### Work required
Leave out the images; return the rest of the data exactly.

[Collected data]
━━━━━━━━

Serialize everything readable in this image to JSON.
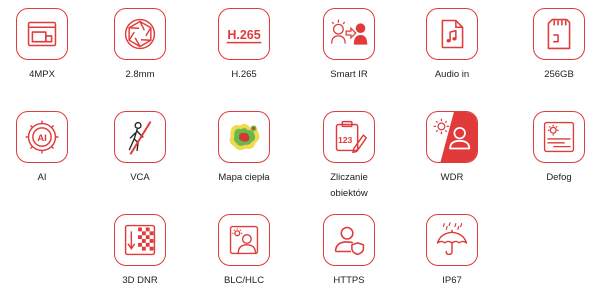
{
  "theme": {
    "accent": "#e03a3a",
    "text": "#222222",
    "heatmap_colors": [
      "#f0d94a",
      "#67b84f",
      "#cf3b2e"
    ]
  },
  "features": [
    {
      "key": "4mpx",
      "label": "4MPX",
      "icon": "resolution-icon"
    },
    {
      "key": "lens",
      "label": "2.8mm",
      "icon": "lens-aperture-icon"
    },
    {
      "key": "h265",
      "label": "H.265",
      "icon": "h265-codec-icon",
      "icon_text": "H.265"
    },
    {
      "key": "smartir",
      "label": "Smart IR",
      "icon": "smart-ir-icon"
    },
    {
      "key": "audio",
      "label": "Audio in",
      "icon": "audio-file-icon"
    },
    {
      "key": "storage",
      "label": "256GB",
      "icon": "sd-card-icon"
    },
    {
      "key": "ai",
      "label": "AI",
      "icon": "ai-chip-icon",
      "icon_text": "AI"
    },
    {
      "key": "vca",
      "label": "VCA",
      "icon": "vca-person-crossing-icon"
    },
    {
      "key": "heatmap",
      "label": "Mapa ciepła",
      "icon": "heatmap-icon"
    },
    {
      "key": "counting",
      "label": "Zliczanie obiektów",
      "label_lines": [
        "Zliczanie",
        "obiektów"
      ],
      "icon": "object-counting-icon",
      "icon_text": "123"
    },
    {
      "key": "wdr",
      "label": "WDR",
      "icon": "wdr-icon"
    },
    {
      "key": "defog",
      "label": "Defog",
      "icon": "defog-icon"
    },
    {
      "key": "dnr",
      "label": "3D DNR",
      "icon": "3d-dnr-icon"
    },
    {
      "key": "blc",
      "label": "BLC/HLC",
      "icon": "blc-hlc-icon"
    },
    {
      "key": "https",
      "label": "HTTPS",
      "icon": "https-user-shield-icon"
    },
    {
      "key": "ip67",
      "label": "IP67",
      "icon": "ip67-umbrella-rain-icon"
    }
  ]
}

━━━━━━━━

### Exercise output
Serialize everything readable in this image to JSON.
{
  "theme": {
    "accent": "#e03a3a",
    "text": "#222222",
    "heatmap_colors": [
      "#f0d94a",
      "#67b84f",
      "#cf3b2e"
    ]
  },
  "features": [
    {
      "key": "4mpx",
      "label": "4MPX",
      "icon": "resolution-icon"
    },
    {
      "key": "lens",
      "label": "2.8mm",
      "icon": "lens-aperture-icon"
    },
    {
      "key": "h265",
      "label": "H.265",
      "icon": "h265-codec-icon",
      "icon_text": "H.265"
    },
    {
      "key": "smartir",
      "label": "Smart IR",
      "icon": "smart-ir-icon"
    },
    {
      "key": "audio",
      "label": "Audio in",
      "icon": "audio-file-icon"
    },
    {
      "key": "storage",
      "label": "256GB",
      "icon": "sd-card-icon"
    },
    {
      "key": "ai",
      "label": "AI",
      "icon": "ai-chip-icon",
      "icon_text": "AI"
    },
    {
      "key": "vca",
      "label": "VCA",
      "icon": "vca-person-crossing-icon"
    },
    {
      "key": "heatmap",
      "label": "Mapa ciepła",
      "icon": "heatmap-icon"
    },
    {
      "key": "counting",
      "label": "Zliczanie obiektów",
      "label_lines": [
        "Zliczanie",
        "obiektów"
      ],
      "icon": "object-counting-icon",
      "icon_text": "123"
    },
    {
      "key": "wdr",
      "label": "WDR",
      "icon": "wdr-icon"
    },
    {
      "key": "defog",
      "label": "Defog",
      "icon": "defog-icon"
    },
    {
      "key": "dnr",
      "label": "3D DNR",
      "icon": "3d-dnr-icon"
    },
    {
      "key": "blc",
      "label": "BLC/HLC",
      "icon": "blc-hlc-icon"
    },
    {
      "key": "https",
      "label": "HTTPS",
      "icon": "https-user-shield-icon"
    },
    {
      "key": "ip67",
      "label": "IP67",
      "icon": "ip67-umbrella-rain-icon"
    }
  ]
}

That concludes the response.